Figure content listings
=-=-=-=-=

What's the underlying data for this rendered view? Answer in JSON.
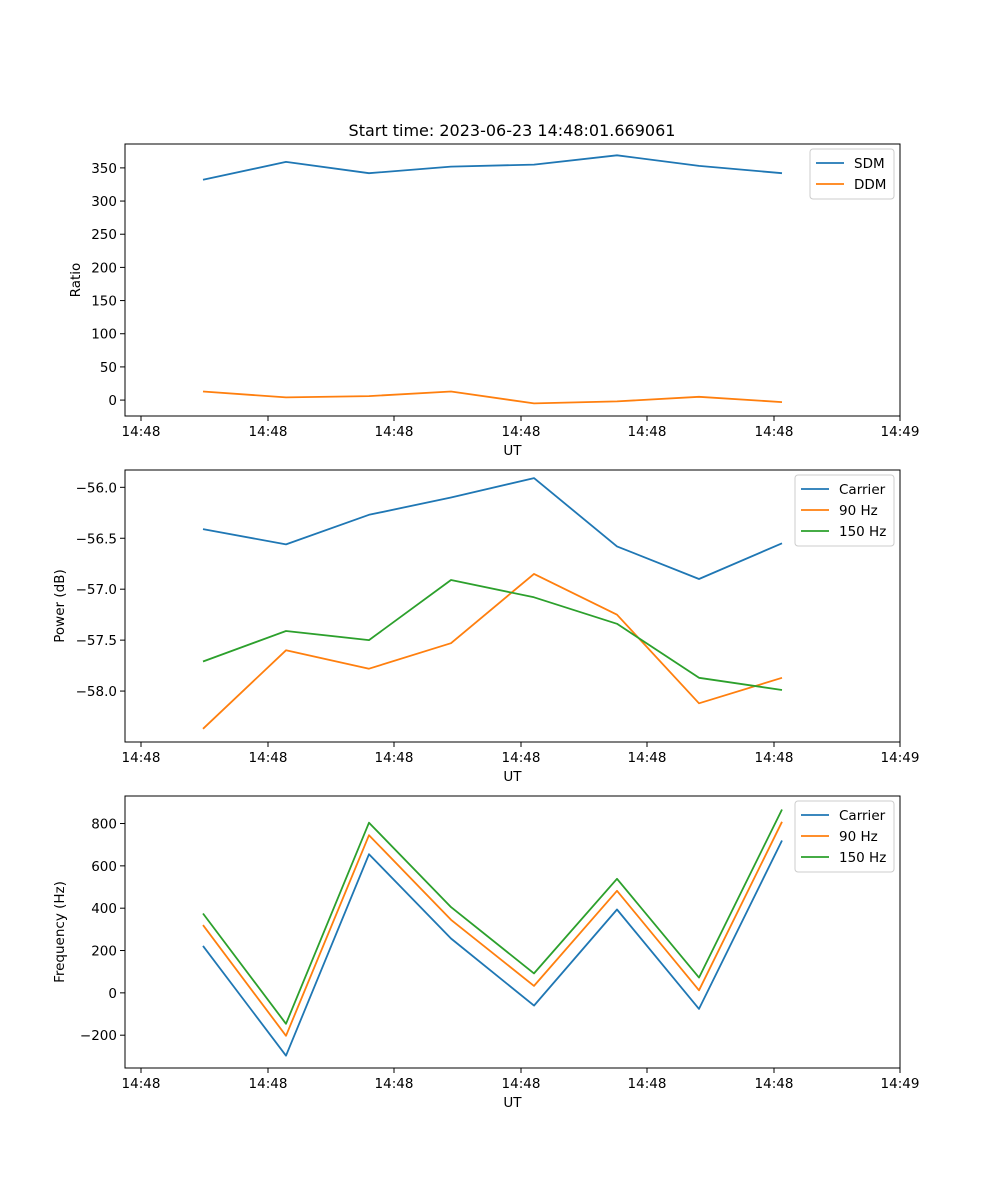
{
  "figure": {
    "title": "Start time: 2023-06-23 14:48:01.669061"
  },
  "chart_data": [
    {
      "type": "line",
      "title": "Start time: 2023-06-23 14:48:01.669061",
      "xlabel": "UT",
      "ylabel": "Ratio",
      "x_tick_labels": [
        "14:48",
        "14:48",
        "14:48",
        "14:48",
        "14:48",
        "14:48",
        "14:49"
      ],
      "y_ticks": [
        0,
        50,
        100,
        150,
        200,
        250,
        300,
        350
      ],
      "ylim": [
        -24,
        386
      ],
      "grid": false,
      "legend_position": "top-right",
      "series": [
        {
          "name": "SDM",
          "color": "#1f77b4",
          "values": [
            332,
            359,
            342,
            352,
            355,
            369,
            353,
            342
          ]
        },
        {
          "name": "DDM",
          "color": "#ff7f0e",
          "values": [
            13,
            4,
            6,
            13,
            -5,
            -2,
            5,
            -3
          ]
        }
      ]
    },
    {
      "type": "line",
      "title": "",
      "xlabel": "UT",
      "ylabel": "Power (dB)",
      "x_tick_labels": [
        "14:48",
        "14:48",
        "14:48",
        "14:48",
        "14:48",
        "14:48",
        "14:49"
      ],
      "y_ticks": [
        -58.0,
        -57.5,
        -57.0,
        -56.5,
        -56.0
      ],
      "y_tick_labels": [
        "−58.0",
        "−57.5",
        "−57.0",
        "−56.5",
        "−56.0"
      ],
      "ylim": [
        -58.5,
        -55.83
      ],
      "grid": false,
      "legend_position": "top-right",
      "series": [
        {
          "name": "Carrier",
          "color": "#1f77b4",
          "values": [
            -56.41,
            -56.56,
            -56.27,
            -56.1,
            -55.91,
            -56.58,
            -56.9,
            -56.55
          ]
        },
        {
          "name": "90 Hz",
          "color": "#ff7f0e",
          "values": [
            -58.37,
            -57.6,
            -57.78,
            -57.53,
            -56.85,
            -57.25,
            -58.12,
            -57.87
          ]
        },
        {
          "name": "150 Hz",
          "color": "#2ca02c",
          "values": [
            -57.71,
            -57.41,
            -57.5,
            -56.91,
            -57.08,
            -57.34,
            -57.87,
            -57.99
          ]
        }
      ]
    },
    {
      "type": "line",
      "title": "",
      "xlabel": "UT",
      "ylabel": "Frequency (Hz)",
      "x_tick_labels": [
        "14:48",
        "14:48",
        "14:48",
        "14:48",
        "14:48",
        "14:48",
        "14:49"
      ],
      "y_ticks": [
        -200,
        0,
        200,
        400,
        600,
        800
      ],
      "y_tick_labels": [
        "−200",
        "0",
        "200",
        "400",
        "600",
        "800"
      ],
      "ylim": [
        -355,
        930
      ],
      "grid": false,
      "legend_position": "top-right",
      "series": [
        {
          "name": "Carrier",
          "color": "#1f77b4",
          "values": [
            222,
            -297,
            655,
            257,
            -60,
            394,
            -76,
            720
          ]
        },
        {
          "name": "90 Hz",
          "color": "#ff7f0e",
          "values": [
            320,
            -203,
            745,
            345,
            33,
            482,
            12,
            808
          ]
        },
        {
          "name": "150 Hz",
          "color": "#2ca02c",
          "values": [
            375,
            -146,
            804,
            405,
            92,
            539,
            72,
            866
          ]
        }
      ]
    }
  ]
}
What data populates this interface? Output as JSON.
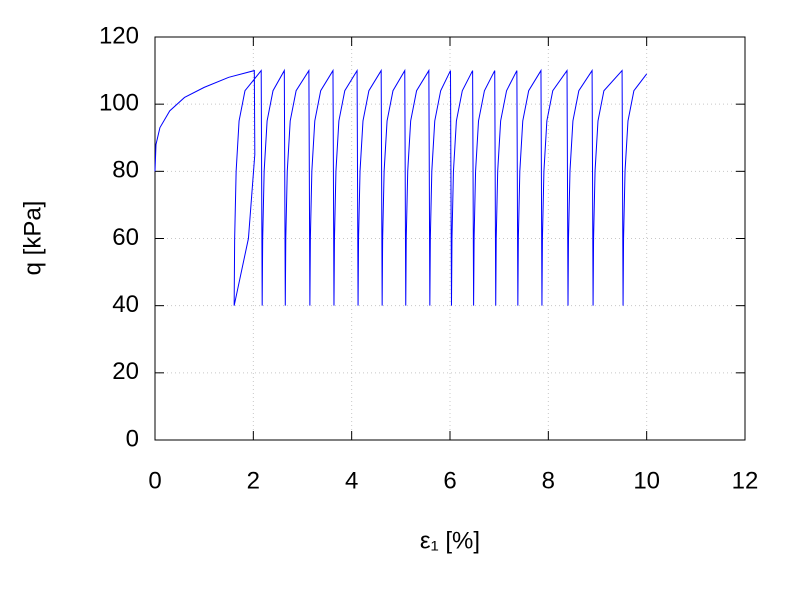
{
  "chart_data": {
    "type": "line",
    "x_label": "ε₁ [%]",
    "y_label": "q [kPa]",
    "xlim": [
      0,
      12
    ],
    "xticks": [
      0,
      2,
      4,
      6,
      8,
      10,
      12
    ],
    "ylim": [
      0,
      120
    ],
    "yticks": [
      0,
      20,
      40,
      60,
      80,
      100,
      120
    ],
    "grid": true,
    "x": [
      0,
      0.02,
      0.1,
      0.3,
      0.6,
      1.0,
      1.5,
      2.02,
      2.03,
      1.9,
      1.61,
      1.62,
      1.65,
      1.71,
      1.83,
      2.16,
      2.18,
      2.19,
      2.22,
      2.28,
      2.4,
      2.63,
      2.65,
      2.66,
      2.69,
      2.75,
      2.87,
      3.13,
      3.15,
      3.16,
      3.19,
      3.25,
      3.37,
      3.62,
      3.64,
      3.65,
      3.68,
      3.74,
      3.86,
      4.11,
      4.13,
      4.14,
      4.17,
      4.23,
      4.35,
      4.6,
      4.62,
      4.63,
      4.66,
      4.72,
      4.84,
      5.08,
      5.1,
      5.11,
      5.14,
      5.2,
      5.32,
      5.57,
      5.59,
      5.6,
      5.63,
      5.69,
      5.81,
      6.01,
      6.03,
      6.04,
      6.07,
      6.13,
      6.25,
      6.46,
      6.48,
      6.49,
      6.52,
      6.58,
      6.7,
      6.91,
      6.93,
      6.94,
      6.97,
      7.03,
      7.15,
      7.36,
      7.38,
      7.39,
      7.42,
      7.48,
      7.6,
      7.85,
      7.87,
      7.88,
      7.91,
      7.97,
      8.09,
      8.38,
      8.4,
      8.41,
      8.44,
      8.5,
      8.62,
      8.89,
      8.91,
      8.92,
      8.95,
      9.01,
      9.13,
      9.5,
      9.52,
      9.53,
      9.56,
      9.62,
      9.74,
      10.0
    ],
    "series": [
      {
        "color": "#0000ff",
        "values": [
          80,
          88,
          93,
          98,
          102,
          105,
          108,
          110,
          85,
          60,
          40,
          60,
          80,
          95,
          104,
          110,
          40,
          60,
          80,
          95,
          104,
          110,
          40,
          60,
          80,
          95,
          104,
          110,
          40,
          60,
          80,
          95,
          104,
          110,
          40,
          60,
          80,
          95,
          104,
          110,
          40,
          60,
          80,
          95,
          104,
          110,
          40,
          60,
          80,
          95,
          104,
          110,
          40,
          60,
          80,
          95,
          104,
          110,
          40,
          60,
          80,
          95,
          104,
          110,
          40,
          60,
          80,
          95,
          104,
          110,
          40,
          60,
          80,
          95,
          104,
          110,
          40,
          60,
          80,
          95,
          104,
          110,
          40,
          60,
          80,
          95,
          104,
          110,
          40,
          60,
          80,
          95,
          104,
          110,
          40,
          60,
          80,
          95,
          104,
          110,
          40,
          60,
          80,
          95,
          104,
          110,
          40,
          60,
          80,
          95,
          104,
          109
        ]
      }
    ]
  }
}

=-=-=-=-=

Copy out all the data without changing anything, and drop the pictures.

◆ **Problem solution**
What's the underlying data for this rendered view? Answer in JSON.
{
  "figure": {
    "title": "Start time: 2023-06-23 14:48:01.669061"
  },
  "chart_data": [
    {
      "type": "line",
      "title": "Start time: 2023-06-23 14:48:01.669061",
      "xlabel": "UT",
      "ylabel": "Ratio",
      "x_tick_labels": [
        "14:48",
        "14:48",
        "14:48",
        "14:48",
        "14:48",
        "14:48",
        "14:49"
      ],
      "y_ticks": [
        0,
        50,
        100,
        150,
        200,
        250,
        300,
        350
      ],
      "ylim": [
        -24,
        386
      ],
      "grid": false,
      "legend_position": "top-right",
      "series": [
        {
          "name": "SDM",
          "color": "#1f77b4",
          "values": [
            332,
            359,
            342,
            352,
            355,
            369,
            353,
            342
          ]
        },
        {
          "name": "DDM",
          "color": "#ff7f0e",
          "values": [
            13,
            4,
            6,
            13,
            -5,
            -2,
            5,
            -3
          ]
        }
      ]
    },
    {
      "type": "line",
      "title": "",
      "xlabel": "UT",
      "ylabel": "Power (dB)",
      "x_tick_labels": [
        "14:48",
        "14:48",
        "14:48",
        "14:48",
        "14:48",
        "14:48",
        "14:49"
      ],
      "y_ticks": [
        -58.0,
        -57.5,
        -57.0,
        -56.5,
        -56.0
      ],
      "y_tick_labels": [
        "−58.0",
        "−57.5",
        "−57.0",
        "−56.5",
        "−56.0"
      ],
      "ylim": [
        -58.5,
        -55.83
      ],
      "grid": false,
      "legend_position": "top-right",
      "series": [
        {
          "name": "Carrier",
          "color": "#1f77b4",
          "values": [
            -56.41,
            -56.56,
            -56.27,
            -56.1,
            -55.91,
            -56.58,
            -56.9,
            -56.55
          ]
        },
        {
          "name": "90 Hz",
          "color": "#ff7f0e",
          "values": [
            -58.37,
            -57.6,
            -57.78,
            -57.53,
            -56.85,
            -57.25,
            -58.12,
            -57.87
          ]
        },
        {
          "name": "150 Hz",
          "color": "#2ca02c",
          "values": [
            -57.71,
            -57.41,
            -57.5,
            -56.91,
            -57.08,
            -57.34,
            -57.87,
            -57.99
          ]
        }
      ]
    },
    {
      "type": "line",
      "title": "",
      "xlabel": "UT",
      "ylabel": "Frequency (Hz)",
      "x_tick_labels": [
        "14:48",
        "14:48",
        "14:48",
        "14:48",
        "14:48",
        "14:48",
        "14:49"
      ],
      "y_ticks": [
        -200,
        0,
        200,
        400,
        600,
        800
      ],
      "y_tick_labels": [
        "−200",
        "0",
        "200",
        "400",
        "600",
        "800"
      ],
      "ylim": [
        -355,
        930
      ],
      "grid": false,
      "legend_position": "top-right",
      "series": [
        {
          "name": "Carrier",
          "color": "#1f77b4",
          "values": [
            222,
            -297,
            655,
            257,
            -60,
            394,
            -76,
            720
          ]
        },
        {
          "name": "90 Hz",
          "color": "#ff7f0e",
          "values": [
            320,
            -203,
            745,
            345,
            33,
            482,
            12,
            808
          ]
        },
        {
          "name": "150 Hz",
          "color": "#2ca02c",
          "values": [
            375,
            -146,
            804,
            405,
            92,
            539,
            72,
            866
          ]
        }
      ]
    }
  ]
}
What data populates this interface? Output as JSON.
{
  "chart_data": {
    "type": "line",
    "x_label": "ε₁ [%]",
    "y_label": "q [kPa]",
    "xlim": [
      0,
      12
    ],
    "xticks": [
      0,
      2,
      4,
      6,
      8,
      10,
      12
    ],
    "ylim": [
      0,
      120
    ],
    "yticks": [
      0,
      20,
      40,
      60,
      80,
      100,
      120
    ],
    "grid": true,
    "x": [
      0,
      0.02,
      0.1,
      0.3,
      0.6,
      1.0,
      1.5,
      2.02,
      2.03,
      1.9,
      1.61,
      1.62,
      1.65,
      1.71,
      1.83,
      2.16,
      2.18,
      2.19,
      2.22,
      2.28,
      2.4,
      2.63,
      2.65,
      2.66,
      2.69,
      2.75,
      2.87,
      3.13,
      3.15,
      3.16,
      3.19,
      3.25,
      3.37,
      3.62,
      3.64,
      3.65,
      3.68,
      3.74,
      3.86,
      4.11,
      4.13,
      4.14,
      4.17,
      4.23,
      4.35,
      4.6,
      4.62,
      4.63,
      4.66,
      4.72,
      4.84,
      5.08,
      5.1,
      5.11,
      5.14,
      5.2,
      5.32,
      5.57,
      5.59,
      5.6,
      5.63,
      5.69,
      5.81,
      6.01,
      6.03,
      6.04,
      6.07,
      6.13,
      6.25,
      6.46,
      6.48,
      6.49,
      6.52,
      6.58,
      6.7,
      6.91,
      6.93,
      6.94,
      6.97,
      7.03,
      7.15,
      7.36,
      7.38,
      7.39,
      7.42,
      7.48,
      7.6,
      7.85,
      7.87,
      7.88,
      7.91,
      7.97,
      8.09,
      8.38,
      8.4,
      8.41,
      8.44,
      8.5,
      8.62,
      8.89,
      8.91,
      8.92,
      8.95,
      9.01,
      9.13,
      9.5,
      9.52,
      9.53,
      9.56,
      9.62,
      9.74,
      10.0
    ],
    "series": [
      {
        "color": "#0000ff",
        "values": [
          80,
          88,
          93,
          98,
          102,
          105,
          108,
          110,
          85,
          60,
          40,
          60,
          80,
          95,
          104,
          110,
          40,
          60,
          80,
          95,
          104,
          110,
          40,
          60,
          80,
          95,
          104,
          110,
          40,
          60,
          80,
          95,
          104,
          110,
          40,
          60,
          80,
          95,
          104,
          110,
          40,
          60,
          80,
          95,
          104,
          110,
          40,
          60,
          80,
          95,
          104,
          110,
          40,
          60,
          80,
          95,
          104,
          110,
          40,
          60,
          80,
          95,
          104,
          110,
          40,
          60,
          80,
          95,
          104,
          110,
          40,
          60,
          80,
          95,
          104,
          110,
          40,
          60,
          80,
          95,
          104,
          110,
          40,
          60,
          80,
          95,
          104,
          110,
          40,
          60,
          80,
          95,
          104,
          110,
          40,
          60,
          80,
          95,
          104,
          110,
          40,
          60,
          80,
          95,
          104,
          110,
          40,
          60,
          80,
          95,
          104,
          109
        ]
      }
    ]
  }
}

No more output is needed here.